**Task to complete:** Only the pictures are to be left out; set down the rest of the records exactly.

**Records supplied:**

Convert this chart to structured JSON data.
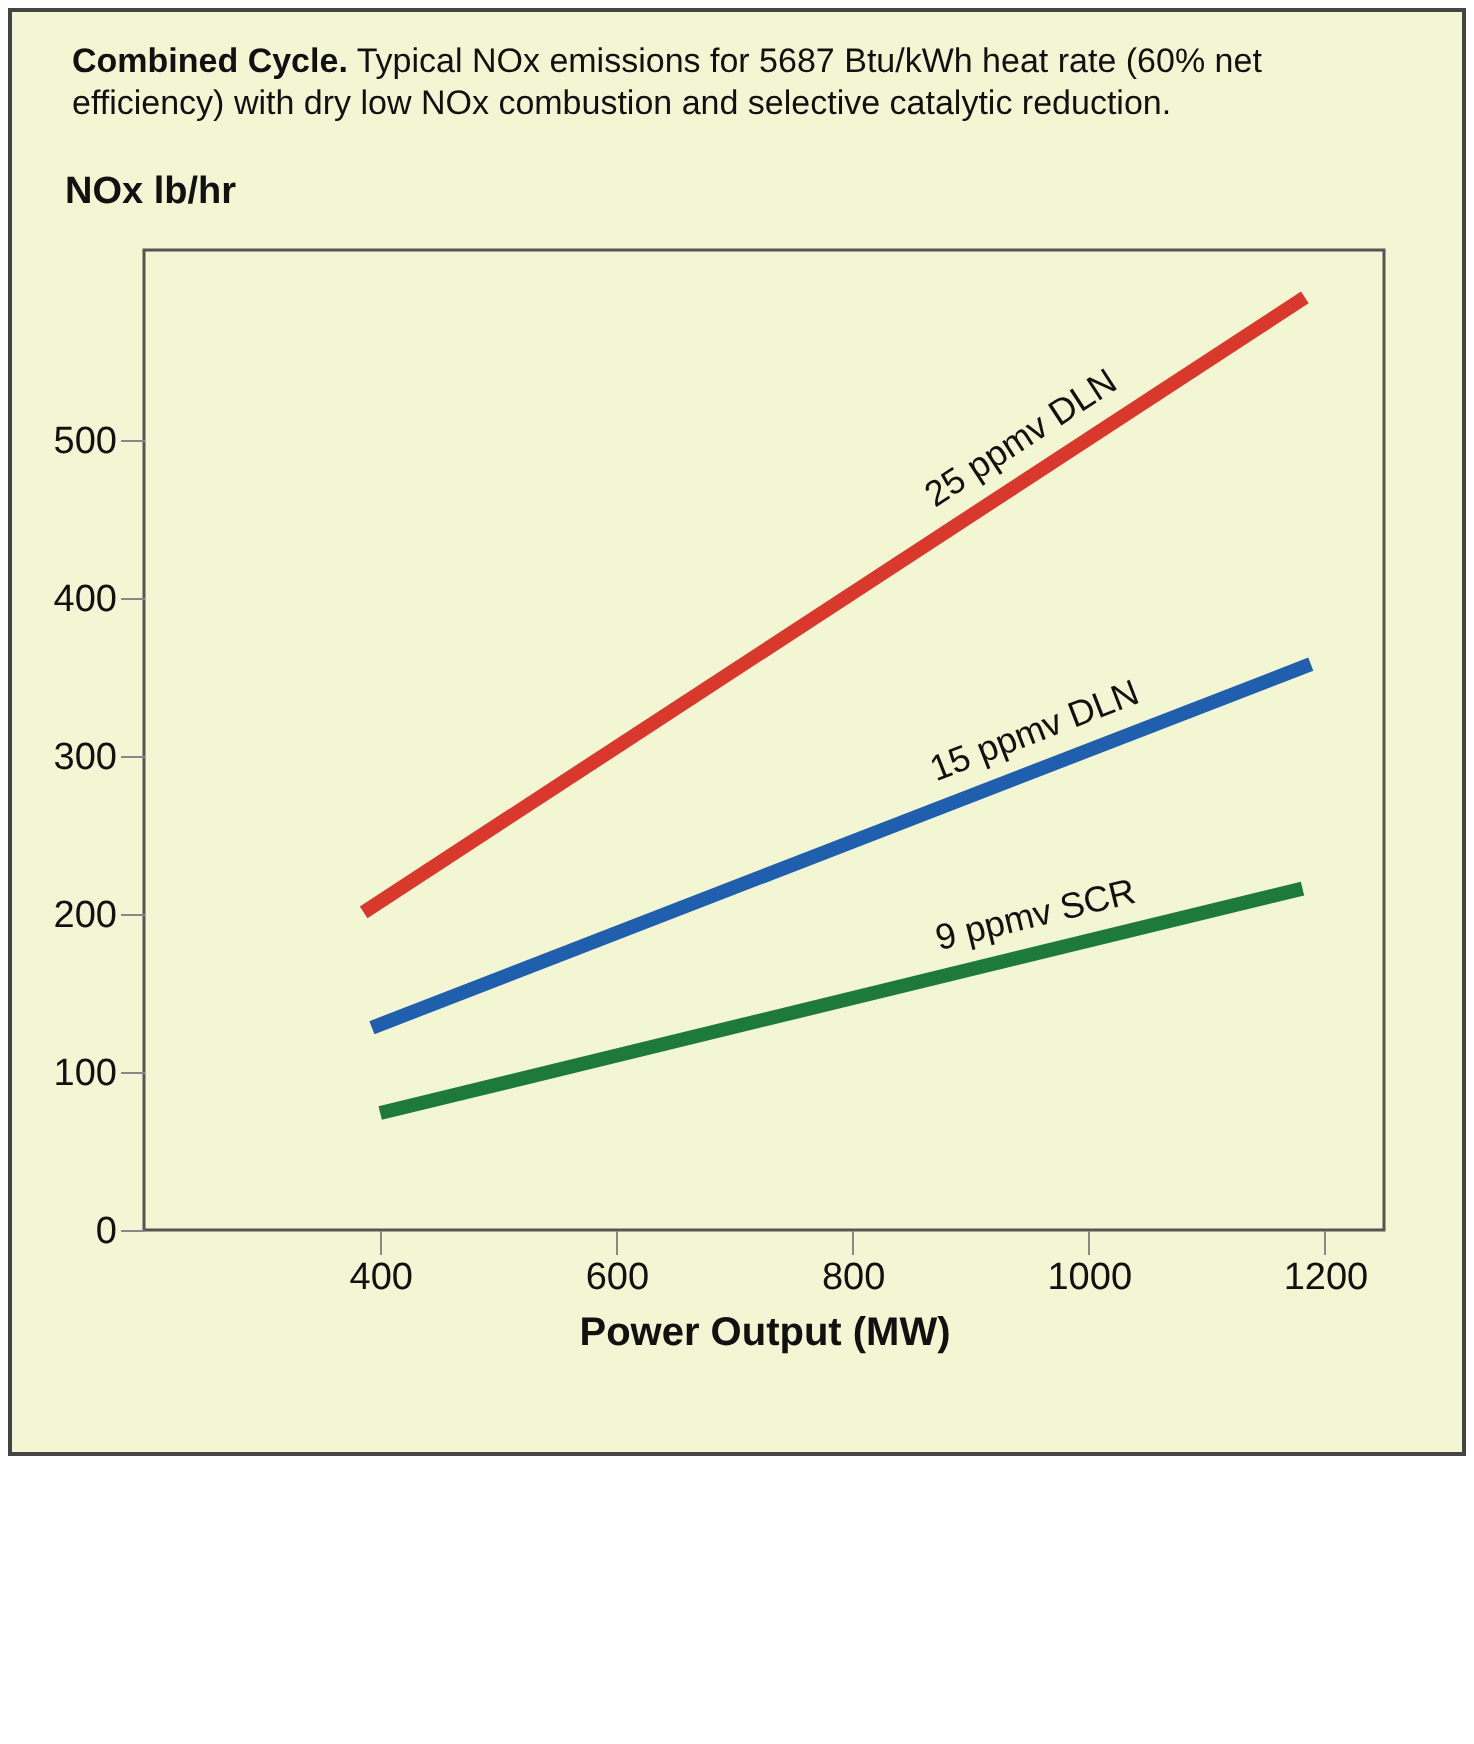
{
  "chart_data": {
    "type": "line",
    "title": "Combined Cycle. Typical NOx emissions for 5687 Btu/kWh heat rate (60% net efficiency) with dry low NOx combustion and selective catalytic reduction.",
    "xlabel": "Power Output (MW)",
    "ylabel": "NOx lb/hr",
    "xlim": [
      200,
      1250
    ],
    "ylim": [
      0,
      620
    ],
    "xticks": [
      400,
      600,
      800,
      1000,
      1200
    ],
    "yticks": [
      0,
      100,
      200,
      300,
      400,
      500
    ],
    "grid": false,
    "legend": false,
    "marker": "none",
    "line_style": "solid",
    "series": [
      {
        "name": "25 ppmv DLN",
        "color": "#d8392c",
        "x": [
          386,
          1183
        ],
        "values": [
          201,
          590
        ]
      },
      {
        "name": "15 ppmv DLN",
        "color": "#1f5fae",
        "x": [
          393,
          1188
        ],
        "values": [
          128,
          358
        ]
      },
      {
        "name": "9 ppmv SCR",
        "color": "#1e7a3a",
        "x": [
          400,
          1181
        ],
        "values": [
          74,
          216
        ]
      }
    ]
  }
}
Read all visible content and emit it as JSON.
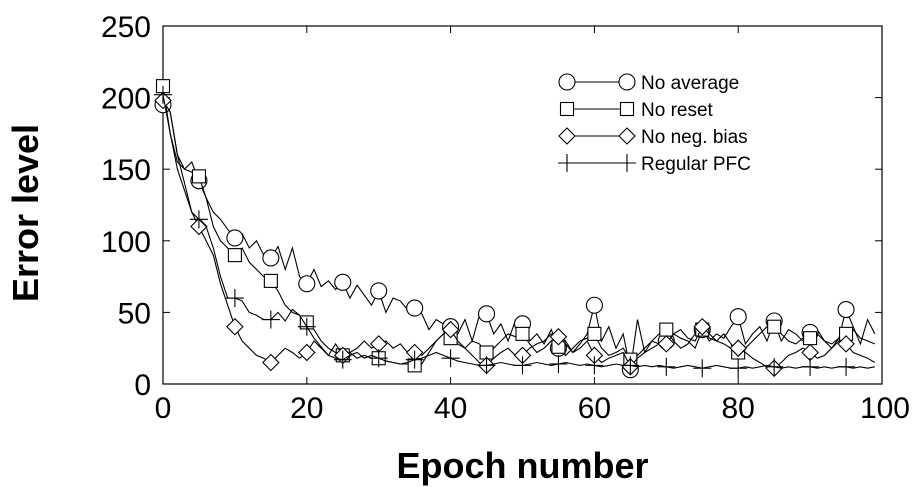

**Worked solution:**
Convert this chart to structured JSON data.
{
  "chart_data": {
    "type": "line",
    "title": "Combined Cycle. Typical NOx emissions for 5687 Btu/kWh heat rate (60% net efficiency) with dry low NOx combustion and selective catalytic reduction.",
    "xlabel": "Power Output (MW)",
    "ylabel": "NOx lb/hr",
    "xlim": [
      200,
      1250
    ],
    "ylim": [
      0,
      620
    ],
    "xticks": [
      400,
      600,
      800,
      1000,
      1200
    ],
    "yticks": [
      0,
      100,
      200,
      300,
      400,
      500
    ],
    "grid": false,
    "legend": false,
    "marker": "none",
    "line_style": "solid",
    "series": [
      {
        "name": "25 ppmv DLN",
        "color": "#d8392c",
        "x": [
          386,
          1183
        ],
        "values": [
          201,
          590
        ]
      },
      {
        "name": "15 ppmv DLN",
        "color": "#1f5fae",
        "x": [
          393,
          1188
        ],
        "values": [
          128,
          358
        ]
      },
      {
        "name": "9 ppmv SCR",
        "color": "#1e7a3a",
        "x": [
          400,
          1181
        ],
        "values": [
          74,
          216
        ]
      }
    ]
  }
}
Read all visible content and emit it as JSON.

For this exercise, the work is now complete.